■ **What to do**: Scan the records below. List lines holding "JSON".

■ **Dataset extract**:
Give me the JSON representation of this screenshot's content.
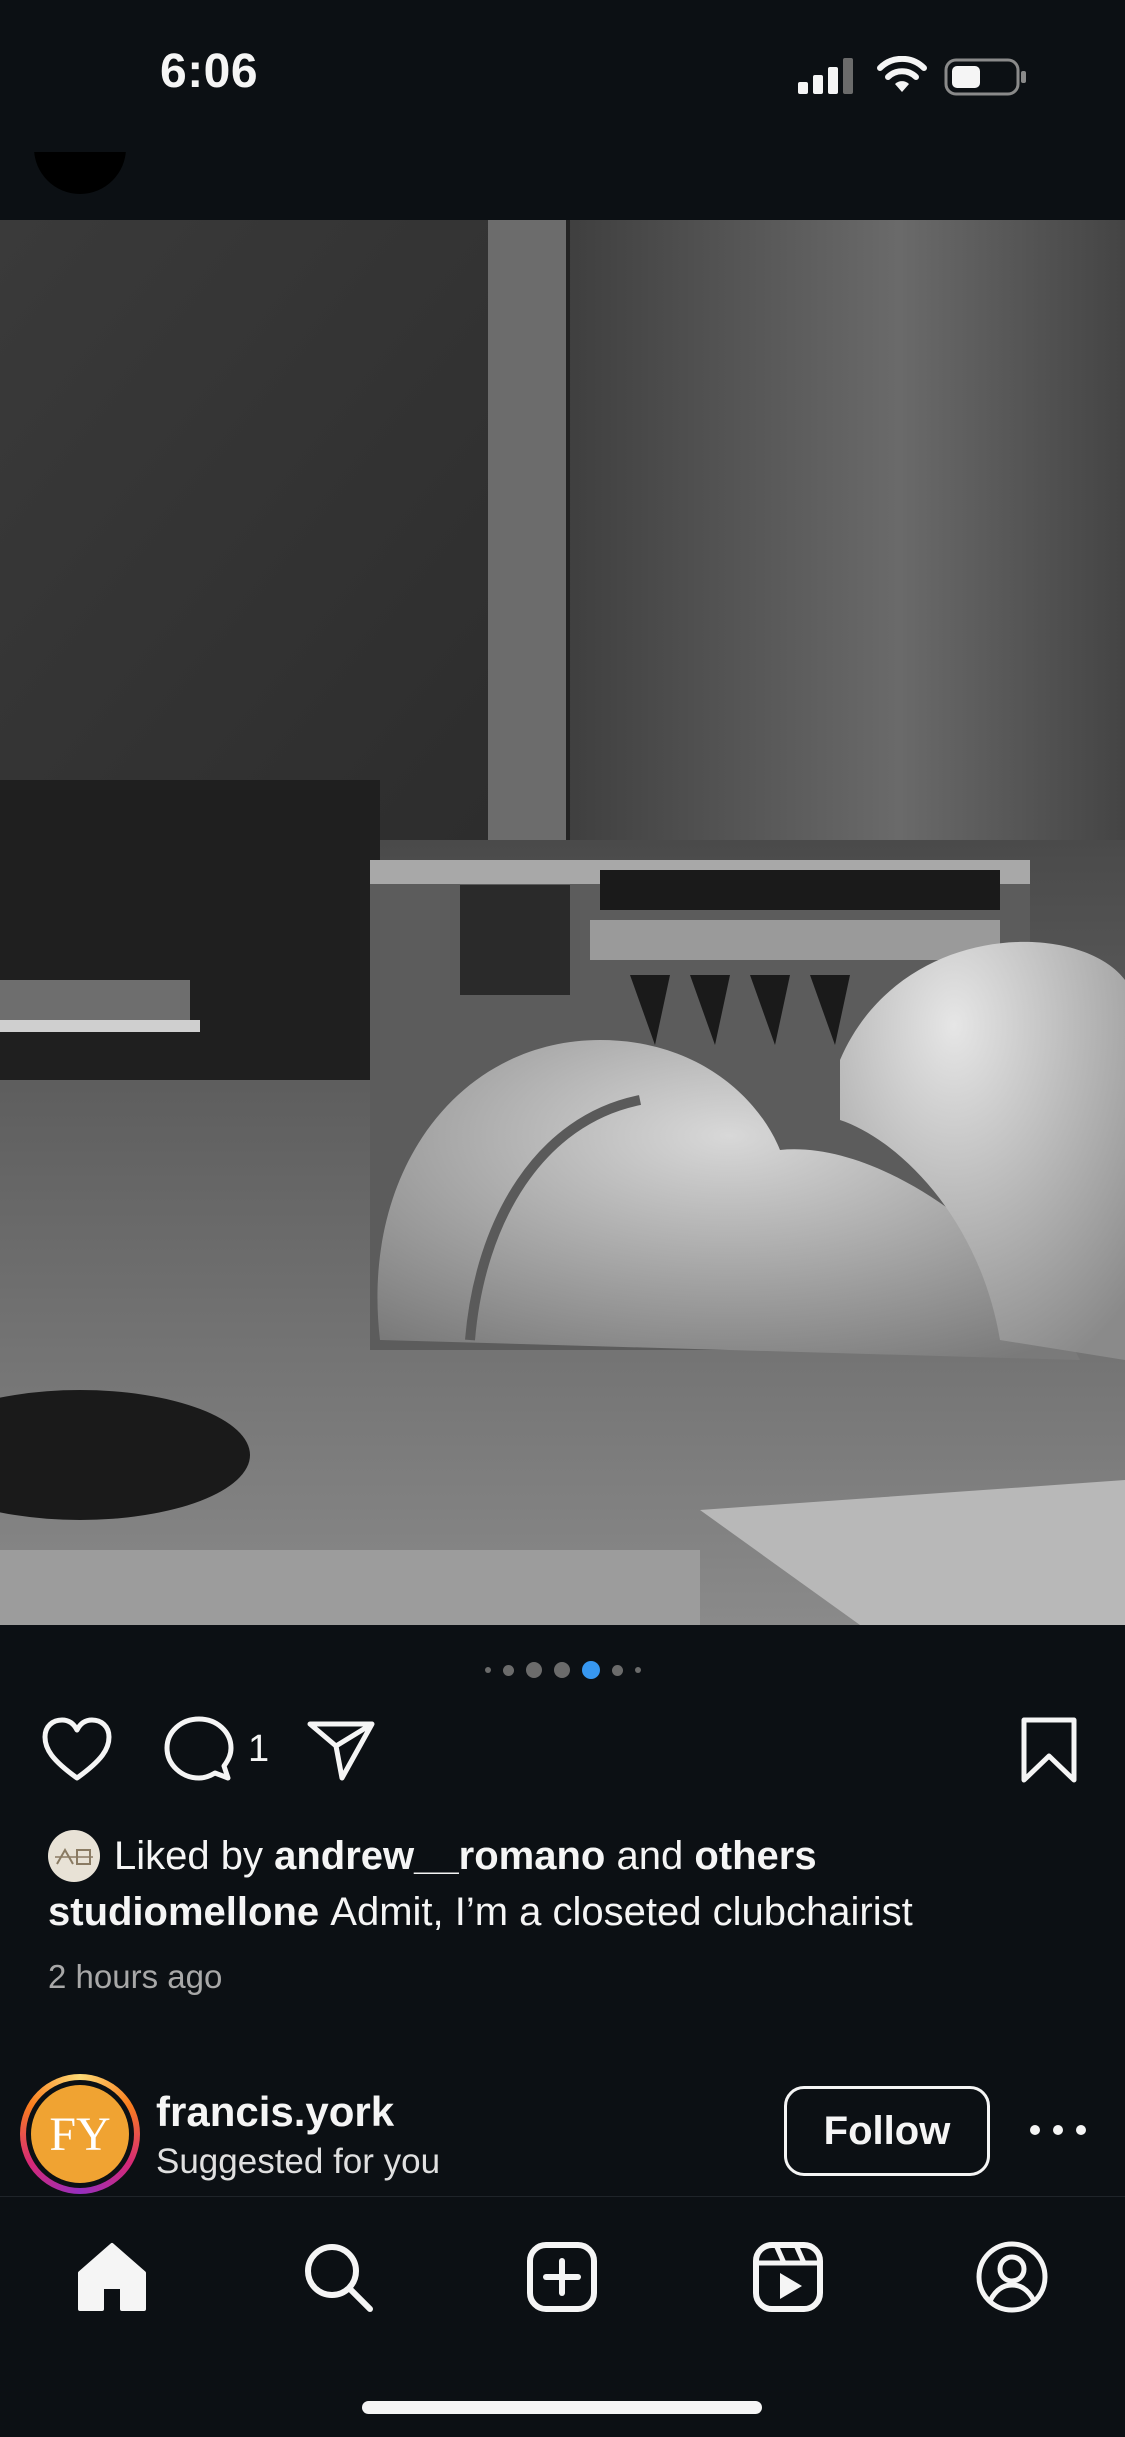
{
  "status_bar": {
    "time": "6:06"
  },
  "post": {
    "carousel": {
      "count": 7,
      "active_index": 4
    },
    "comment_count": "1",
    "liked_by": {
      "prefix": "Liked by",
      "user": "andrew__romano",
      "connector": "and",
      "others": "others"
    },
    "caption": {
      "username": "studiomellone",
      "text": "Admit, I’m a closeted clubchairist"
    },
    "timestamp": "2 hours ago",
    "liker_avatar_text": "AR"
  },
  "suggested": {
    "initials": "FY",
    "username": "francis.york",
    "subtitle": "Suggested for you",
    "follow_label": "Follow"
  },
  "icons": {
    "status": [
      "signal-icon",
      "wifi-icon",
      "battery-icon"
    ],
    "actions": [
      "heart-icon",
      "comment-icon",
      "share-icon",
      "bookmark-icon"
    ],
    "tabs": [
      "home-icon",
      "search-icon",
      "create-icon",
      "reels-icon",
      "profile-icon"
    ]
  },
  "colors": {
    "background": "#0c1014",
    "active_dot": "#3797f0",
    "avatar_orange": "#f0a332"
  }
}
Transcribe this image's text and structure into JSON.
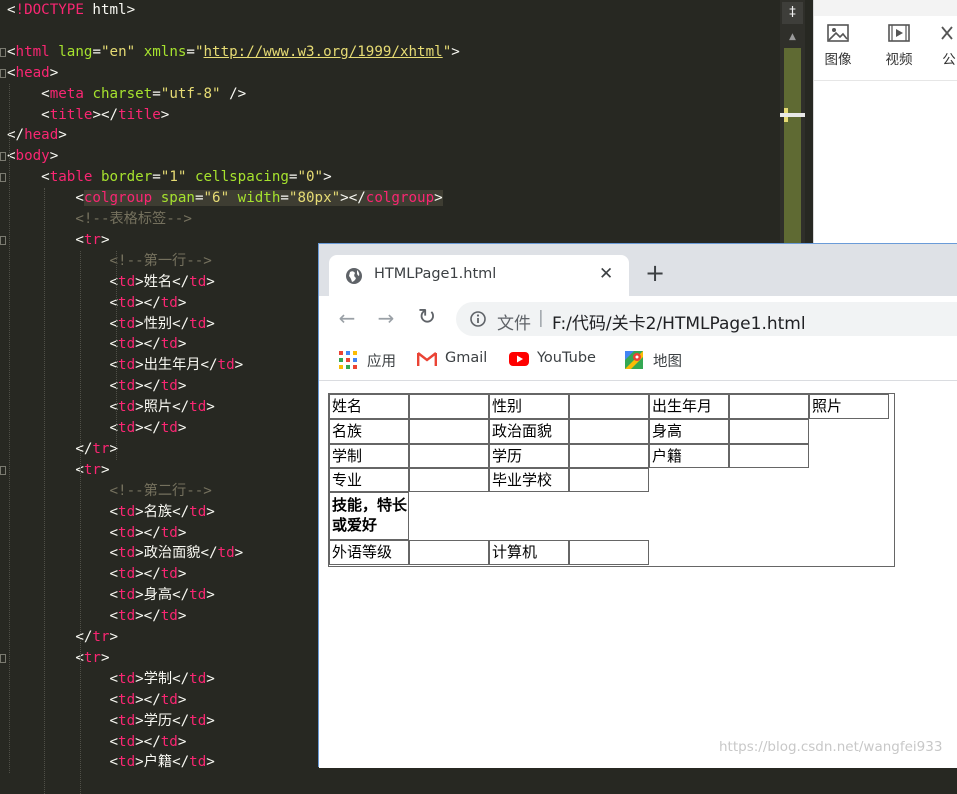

■ **Solution for this task**:
Give me the JSON representation of this screenshot's content.
Transcribe this image's text and structure into JSON.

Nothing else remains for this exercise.